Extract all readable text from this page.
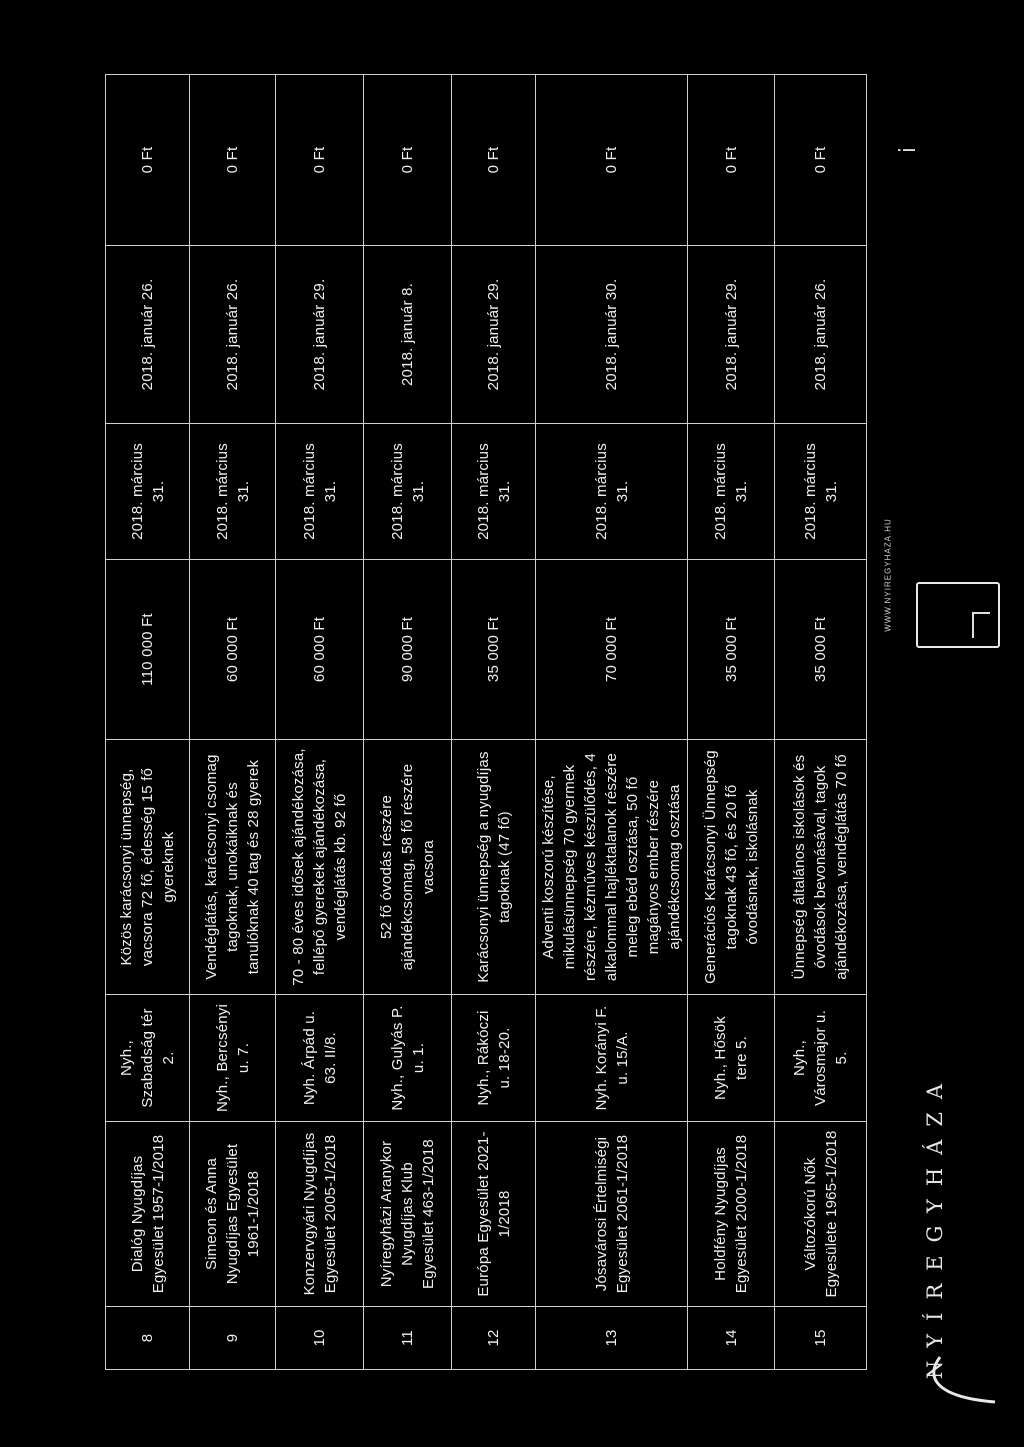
8	Dialóg Nyugdíjas Egyesület 1957-1/2018	Nyh., Szabadság tér 2.	Közös karácsonyi ünnepség, vacsora 72 fő, édesség 15 fő gyereknek	110 000 Ft	2018. március 31.	2018. január 26.	0 Ft
9	Simeon és Anna Nyugdíjas Egyesület 1961-1/2018	Nyh., Bercsényi u. 7.	Vendéglátás, karácsonyi csomag tagoknak, unokáiknak és tanulóknak 40 tag és 28 gyerek	60 000 Ft	2018. március 31.	2018. január 26.	0 Ft
10	Konzervgyári Nyugdíjas Egyesület 2005-1/2018	Nyh. Árpád u. 63. II/8.	70 - 80 éves idősek ajándékozása, fellépő gyerekek ajándékozása, vendéglátás kb. 92 fő	60 000 Ft	2018. március 31.	2018. január 29.	0 Ft
11	Nyíregyházi Aranykor Nyugdíjas Klub Egyesület 463-1/2018	Nyh., Gulyás P. u. 1.	52 fő óvodás részére ajándékcsomag, 58 fő részére vacsora	90 000 Ft	2018. március 31.	2018. január 8.	0 Ft
12	Európa Egyesület 2021-1/2018	Nyh., Rákóczi u. 18-20.	Karácsonyi ünnepség a nyugdíjas tagoknak (47 fő)	35 000 Ft	2018. március 31.	2018. január 29.	0 Ft
13	Jósavárosi Értelmiségi Egyesület 2061-1/2018	Nyh. Korányi F. u. 15/A.	Adventi koszorú készítése, mikulásünnepség 70 gyermek részére, kézműves készülődés, 4 alkalommal hajléktalanok részére meleg ebéd osztása, 50 fő magányos ember részére ajándékcsomag osztása	70 000 Ft	2018. március 31.	2018. január 30.	0 Ft
14	Holdfény Nyugdíjas Egyesület 2000-1/2018	Nyh., Hősök tere 5.	Generációs Karácsonyi Ünnepség tagoknak 43 fő, és 20 fő óvodásnak, iskolásnak	35 000 Ft	2018. március 31.	2018. január 29.	0 Ft
15	Változókorú Nők Egyesülete 1965-1/2018	Nyh., Városmajor u. 5.	Ünnepség általános iskolások és óvodások bevonásával, tagok ajándékozása, vendéglátás 70 fő	35 000 Ft	2018. március 31.	2018. január 26.	0 Ft
NYÍREGYHÁZA
WWW.NYIREGYHAZA.HU
ⅰ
★ ★ ★ ★
Work required »
Find the word "vacsora" in the records and pull out each line that has it.

Solution for this exercise »
8	Dialóg Nyugdíjas Egyesület 1957-1/2018	Nyh., Szabadság tér 2.	Közös karácsonyi ünnepség, vacsora 72 fő, édesség 15 fő gyereknek	110 000 Ft	2018. március 31.	2018. január 26.	0 Ft
11	Nyíregyházi Aranykor Nyugdíjas Klub Egyesület 463-1/2018	Nyh., Gulyás P. u. 1.	52 fő óvodás részére ajándékcsomag, 58 fő részére vacsora	90 000 Ft	2018. március 31.	2018. január 8.	0 Ft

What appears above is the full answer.